[Dataset items]
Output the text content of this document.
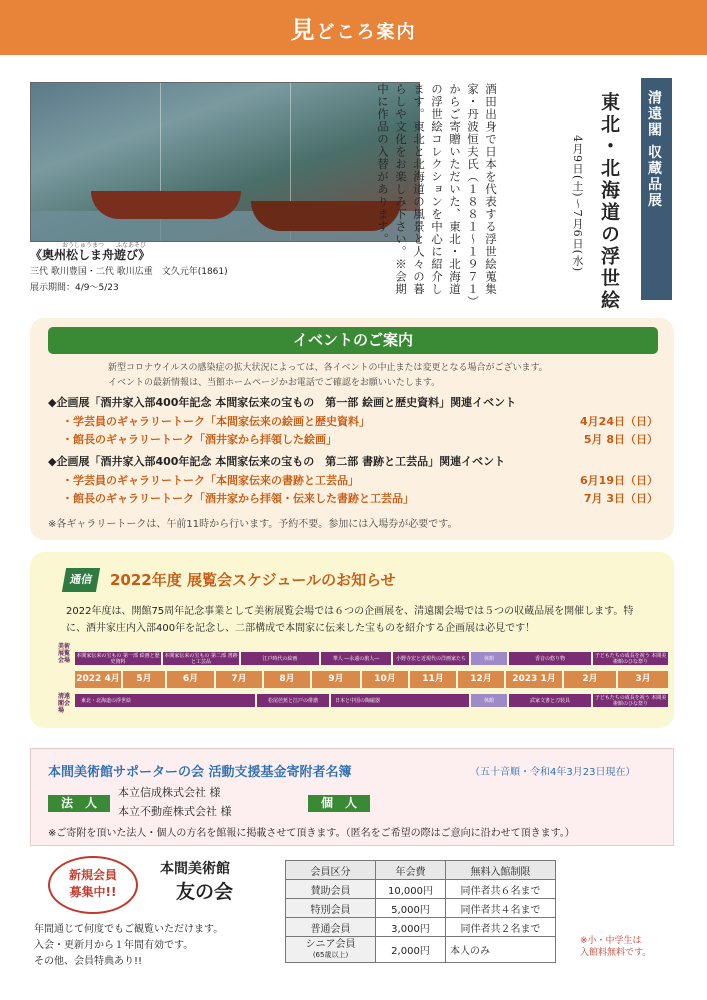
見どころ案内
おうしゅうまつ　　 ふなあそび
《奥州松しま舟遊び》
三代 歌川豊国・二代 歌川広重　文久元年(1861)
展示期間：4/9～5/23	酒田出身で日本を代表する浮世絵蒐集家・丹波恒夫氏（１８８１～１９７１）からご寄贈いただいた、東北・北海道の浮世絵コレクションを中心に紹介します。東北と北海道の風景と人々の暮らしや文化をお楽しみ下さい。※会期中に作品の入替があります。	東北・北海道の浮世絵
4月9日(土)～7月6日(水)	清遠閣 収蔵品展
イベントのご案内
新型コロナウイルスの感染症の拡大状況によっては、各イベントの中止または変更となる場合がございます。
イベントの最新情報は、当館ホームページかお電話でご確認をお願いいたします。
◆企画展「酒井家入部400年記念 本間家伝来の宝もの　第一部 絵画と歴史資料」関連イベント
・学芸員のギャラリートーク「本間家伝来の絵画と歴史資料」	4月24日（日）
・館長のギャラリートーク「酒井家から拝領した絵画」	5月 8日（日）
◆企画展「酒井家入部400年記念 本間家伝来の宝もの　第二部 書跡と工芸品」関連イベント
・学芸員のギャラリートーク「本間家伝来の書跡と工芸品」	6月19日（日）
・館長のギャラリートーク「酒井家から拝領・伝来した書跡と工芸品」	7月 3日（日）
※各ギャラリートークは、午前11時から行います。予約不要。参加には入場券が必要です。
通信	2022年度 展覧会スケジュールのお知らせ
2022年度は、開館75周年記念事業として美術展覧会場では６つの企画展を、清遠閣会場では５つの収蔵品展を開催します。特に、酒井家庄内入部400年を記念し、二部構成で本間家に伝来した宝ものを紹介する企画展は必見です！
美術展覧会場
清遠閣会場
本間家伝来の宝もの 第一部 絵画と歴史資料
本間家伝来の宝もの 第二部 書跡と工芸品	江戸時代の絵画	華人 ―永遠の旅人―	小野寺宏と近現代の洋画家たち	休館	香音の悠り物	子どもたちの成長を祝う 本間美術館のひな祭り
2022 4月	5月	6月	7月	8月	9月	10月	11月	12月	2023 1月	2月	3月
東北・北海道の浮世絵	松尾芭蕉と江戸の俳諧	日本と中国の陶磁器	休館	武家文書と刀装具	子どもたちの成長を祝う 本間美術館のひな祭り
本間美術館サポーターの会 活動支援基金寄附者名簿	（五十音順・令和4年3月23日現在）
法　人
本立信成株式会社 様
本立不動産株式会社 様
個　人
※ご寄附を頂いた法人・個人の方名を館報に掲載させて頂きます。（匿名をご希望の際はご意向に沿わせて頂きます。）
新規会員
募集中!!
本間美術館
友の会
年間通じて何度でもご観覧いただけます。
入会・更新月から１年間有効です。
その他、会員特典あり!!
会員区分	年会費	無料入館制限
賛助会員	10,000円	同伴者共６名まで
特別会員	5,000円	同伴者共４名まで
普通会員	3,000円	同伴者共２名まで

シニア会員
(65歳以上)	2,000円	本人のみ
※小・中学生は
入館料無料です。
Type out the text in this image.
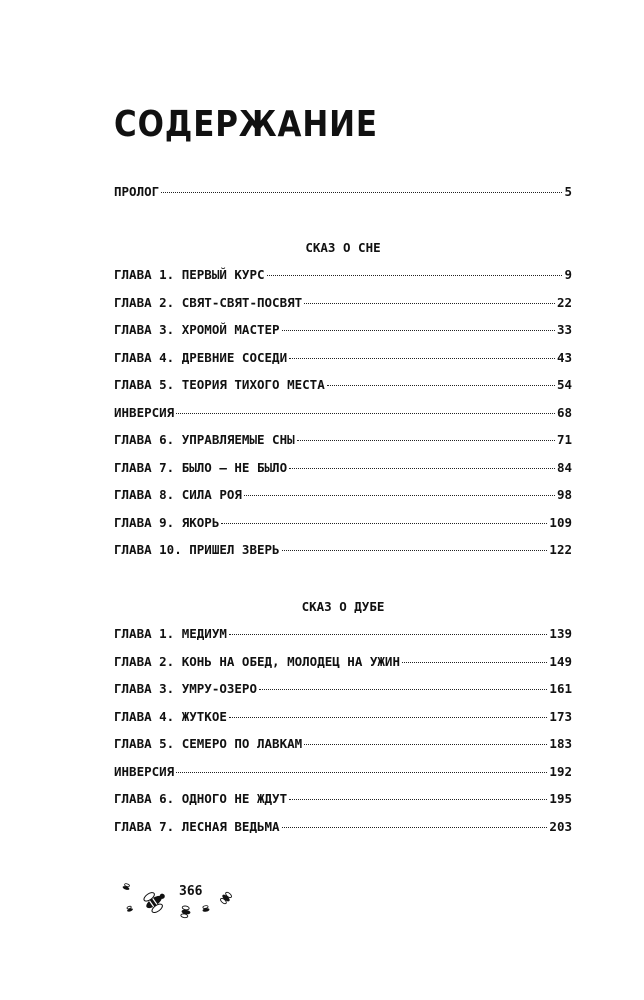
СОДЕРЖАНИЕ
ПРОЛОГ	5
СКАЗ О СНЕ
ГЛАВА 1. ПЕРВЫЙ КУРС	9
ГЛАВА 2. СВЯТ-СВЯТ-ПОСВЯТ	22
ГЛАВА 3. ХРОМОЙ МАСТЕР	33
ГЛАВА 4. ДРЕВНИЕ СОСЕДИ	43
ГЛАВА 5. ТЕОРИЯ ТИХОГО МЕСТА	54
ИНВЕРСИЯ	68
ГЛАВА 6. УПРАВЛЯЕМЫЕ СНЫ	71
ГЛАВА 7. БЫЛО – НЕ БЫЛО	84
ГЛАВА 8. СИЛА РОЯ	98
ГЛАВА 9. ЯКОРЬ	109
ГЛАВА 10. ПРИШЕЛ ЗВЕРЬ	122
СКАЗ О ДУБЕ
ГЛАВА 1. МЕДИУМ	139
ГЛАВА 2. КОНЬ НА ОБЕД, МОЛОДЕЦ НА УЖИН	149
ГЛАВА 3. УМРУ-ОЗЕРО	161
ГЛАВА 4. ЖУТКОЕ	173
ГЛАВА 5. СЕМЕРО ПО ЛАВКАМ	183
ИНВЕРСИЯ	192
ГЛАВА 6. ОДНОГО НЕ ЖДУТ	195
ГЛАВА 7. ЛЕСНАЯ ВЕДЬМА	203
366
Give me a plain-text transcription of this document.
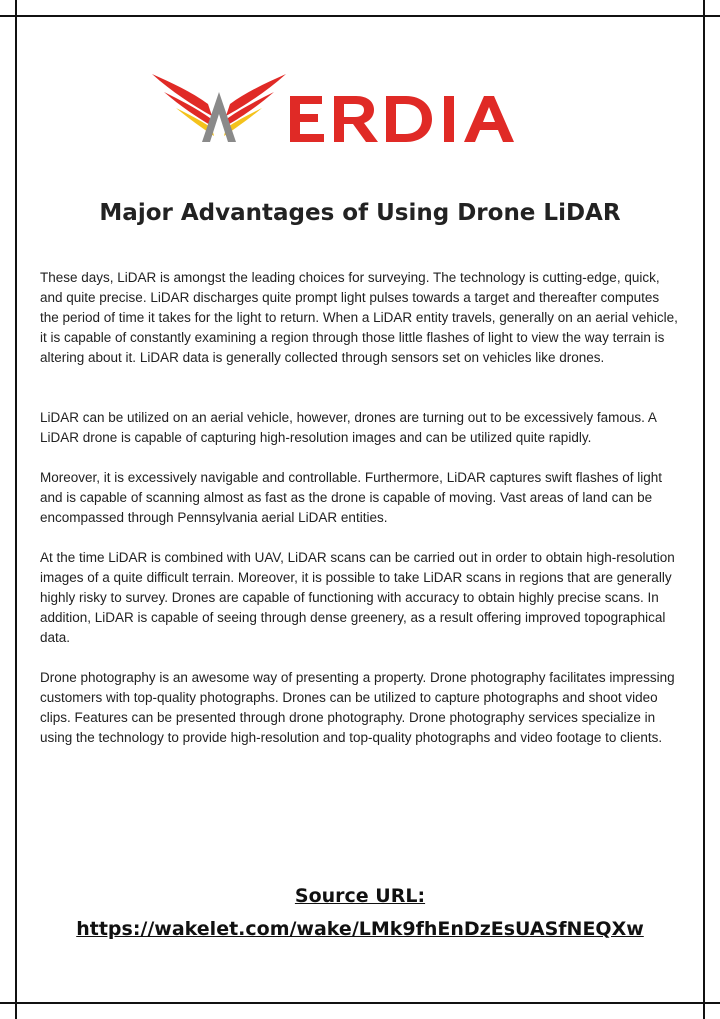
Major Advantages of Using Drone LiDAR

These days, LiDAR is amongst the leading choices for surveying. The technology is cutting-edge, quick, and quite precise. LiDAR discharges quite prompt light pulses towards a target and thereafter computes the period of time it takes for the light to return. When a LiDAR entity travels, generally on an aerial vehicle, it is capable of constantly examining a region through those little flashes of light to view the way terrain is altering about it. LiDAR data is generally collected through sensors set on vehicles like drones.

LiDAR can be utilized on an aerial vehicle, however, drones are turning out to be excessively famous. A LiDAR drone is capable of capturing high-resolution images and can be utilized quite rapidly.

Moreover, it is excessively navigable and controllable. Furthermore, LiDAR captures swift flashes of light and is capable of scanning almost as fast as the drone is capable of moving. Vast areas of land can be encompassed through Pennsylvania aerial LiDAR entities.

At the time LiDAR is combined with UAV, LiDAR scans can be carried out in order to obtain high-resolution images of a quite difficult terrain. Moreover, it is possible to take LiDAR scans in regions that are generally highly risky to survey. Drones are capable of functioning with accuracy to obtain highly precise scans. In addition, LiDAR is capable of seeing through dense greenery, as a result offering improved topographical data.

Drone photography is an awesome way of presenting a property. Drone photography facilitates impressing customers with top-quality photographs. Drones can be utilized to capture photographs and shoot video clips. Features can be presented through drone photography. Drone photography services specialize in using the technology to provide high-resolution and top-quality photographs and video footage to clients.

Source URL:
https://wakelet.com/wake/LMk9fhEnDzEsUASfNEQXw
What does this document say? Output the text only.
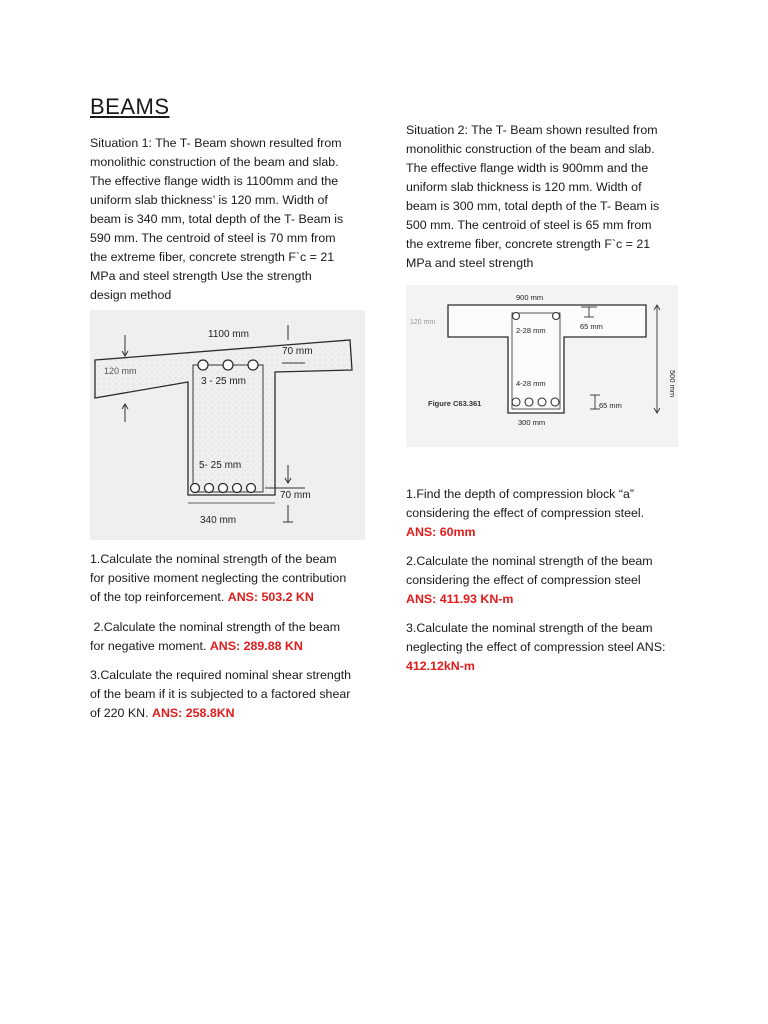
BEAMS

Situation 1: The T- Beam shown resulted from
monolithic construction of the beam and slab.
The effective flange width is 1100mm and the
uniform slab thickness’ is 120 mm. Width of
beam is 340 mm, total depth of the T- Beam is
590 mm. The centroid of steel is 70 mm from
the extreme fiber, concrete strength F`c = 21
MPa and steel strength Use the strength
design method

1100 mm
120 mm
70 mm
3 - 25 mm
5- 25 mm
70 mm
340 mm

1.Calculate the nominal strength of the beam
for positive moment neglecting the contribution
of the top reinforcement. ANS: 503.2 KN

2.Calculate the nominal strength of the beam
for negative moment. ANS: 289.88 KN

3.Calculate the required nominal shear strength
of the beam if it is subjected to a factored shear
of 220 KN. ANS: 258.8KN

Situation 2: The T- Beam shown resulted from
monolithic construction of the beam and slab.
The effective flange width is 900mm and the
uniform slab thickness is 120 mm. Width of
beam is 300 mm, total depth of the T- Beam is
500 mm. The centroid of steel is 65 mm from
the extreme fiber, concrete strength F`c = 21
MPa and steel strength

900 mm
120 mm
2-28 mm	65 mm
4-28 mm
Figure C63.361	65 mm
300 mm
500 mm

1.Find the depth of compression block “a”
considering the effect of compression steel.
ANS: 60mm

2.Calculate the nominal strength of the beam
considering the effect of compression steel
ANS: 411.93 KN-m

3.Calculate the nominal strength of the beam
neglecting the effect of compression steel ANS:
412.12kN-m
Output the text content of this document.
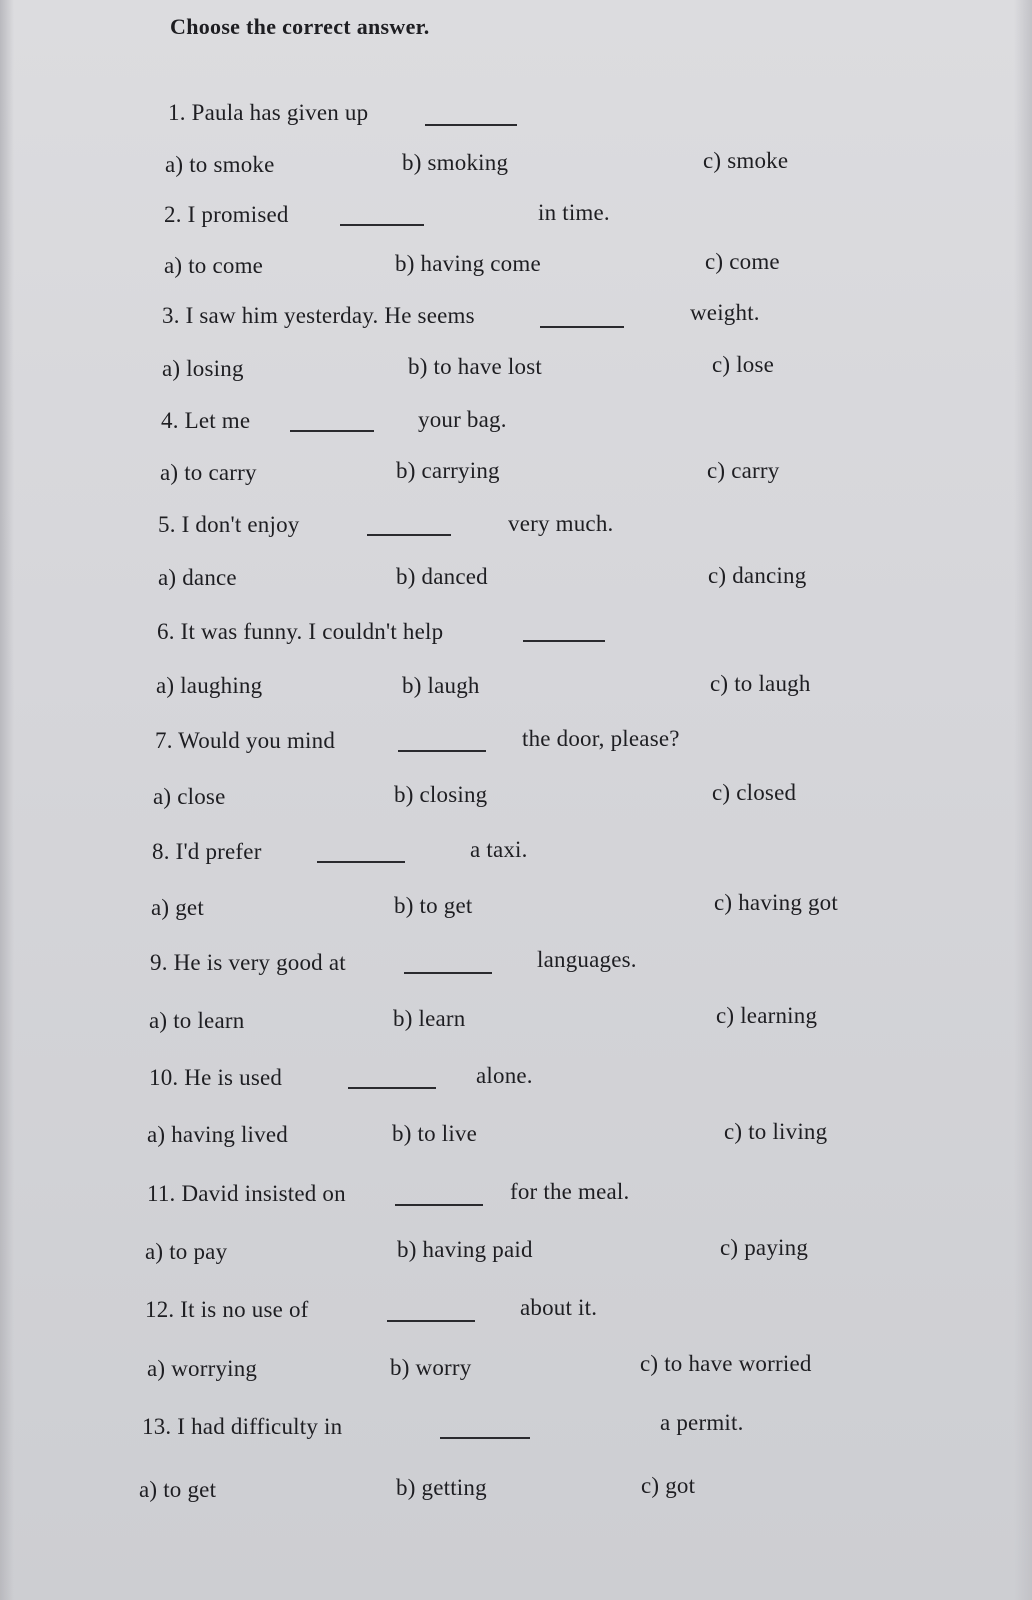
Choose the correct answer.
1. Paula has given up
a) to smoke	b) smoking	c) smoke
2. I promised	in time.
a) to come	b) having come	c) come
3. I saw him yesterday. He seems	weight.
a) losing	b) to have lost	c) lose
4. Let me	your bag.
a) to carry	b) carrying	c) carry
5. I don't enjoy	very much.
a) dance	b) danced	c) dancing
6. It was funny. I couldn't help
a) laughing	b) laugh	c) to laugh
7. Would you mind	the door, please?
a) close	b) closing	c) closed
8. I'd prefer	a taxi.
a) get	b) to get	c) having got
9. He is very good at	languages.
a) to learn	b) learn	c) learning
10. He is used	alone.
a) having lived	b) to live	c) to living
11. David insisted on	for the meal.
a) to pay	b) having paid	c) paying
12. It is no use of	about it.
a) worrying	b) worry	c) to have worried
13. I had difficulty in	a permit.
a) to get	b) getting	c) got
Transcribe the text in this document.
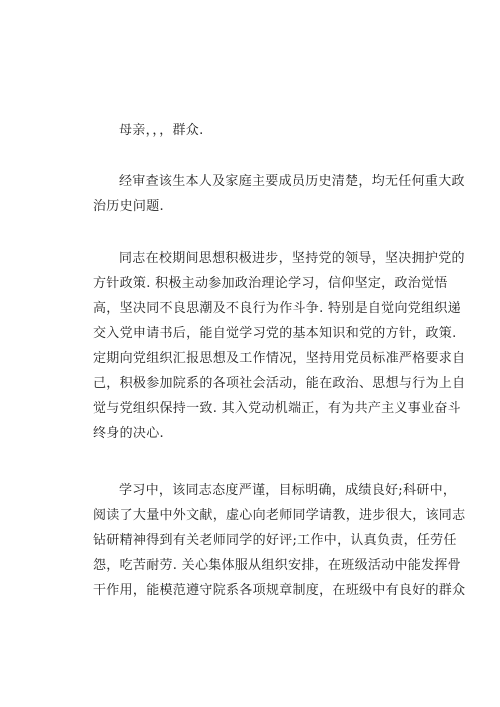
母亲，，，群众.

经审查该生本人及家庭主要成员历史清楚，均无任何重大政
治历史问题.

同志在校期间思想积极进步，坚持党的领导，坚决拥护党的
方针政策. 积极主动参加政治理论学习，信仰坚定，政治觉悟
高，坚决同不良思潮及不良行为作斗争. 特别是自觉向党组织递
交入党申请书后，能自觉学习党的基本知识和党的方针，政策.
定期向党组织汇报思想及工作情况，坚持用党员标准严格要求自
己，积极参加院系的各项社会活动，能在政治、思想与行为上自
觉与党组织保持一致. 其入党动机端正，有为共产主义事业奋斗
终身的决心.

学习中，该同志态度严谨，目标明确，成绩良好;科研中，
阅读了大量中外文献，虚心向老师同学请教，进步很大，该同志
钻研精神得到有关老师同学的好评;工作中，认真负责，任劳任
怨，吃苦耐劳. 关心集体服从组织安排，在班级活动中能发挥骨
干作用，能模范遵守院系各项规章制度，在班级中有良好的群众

**DIRECTIVE**
Quote exactly the lines from the line that contains "Transcribe the text in this document." through the last line of the listing, please, leaving out all pictures.

**THE REPLY**
Transcribe the text in this document.
母亲，，，群众.

经审查该生本人及家庭主要成员历史清楚，均无任何重大政
治历史问题.

同志在校期间思想积极进步，坚持党的领导，坚决拥护党的
方针政策. 积极主动参加政治理论学习，信仰坚定，政治觉悟
高，坚决同不良思潮及不良行为作斗争. 特别是自觉向党组织递
交入党申请书后，能自觉学习党的基本知识和党的方针，政策.
定期向党组织汇报思想及工作情况，坚持用党员标准严格要求自
己，积极参加院系的各项社会活动，能在政治、思想与行为上自
觉与党组织保持一致. 其入党动机端正，有为共产主义事业奋斗
终身的决心.

学习中，该同志态度严谨，目标明确，成绩良好;科研中，
阅读了大量中外文献，虚心向老师同学请教，进步很大，该同志
钻研精神得到有关老师同学的好评;工作中，认真负责，任劳任
怨，吃苦耐劳. 关心集体服从组织安排，在班级活动中能发挥骨
干作用，能模范遵守院系各项规章制度，在班级中有良好的群众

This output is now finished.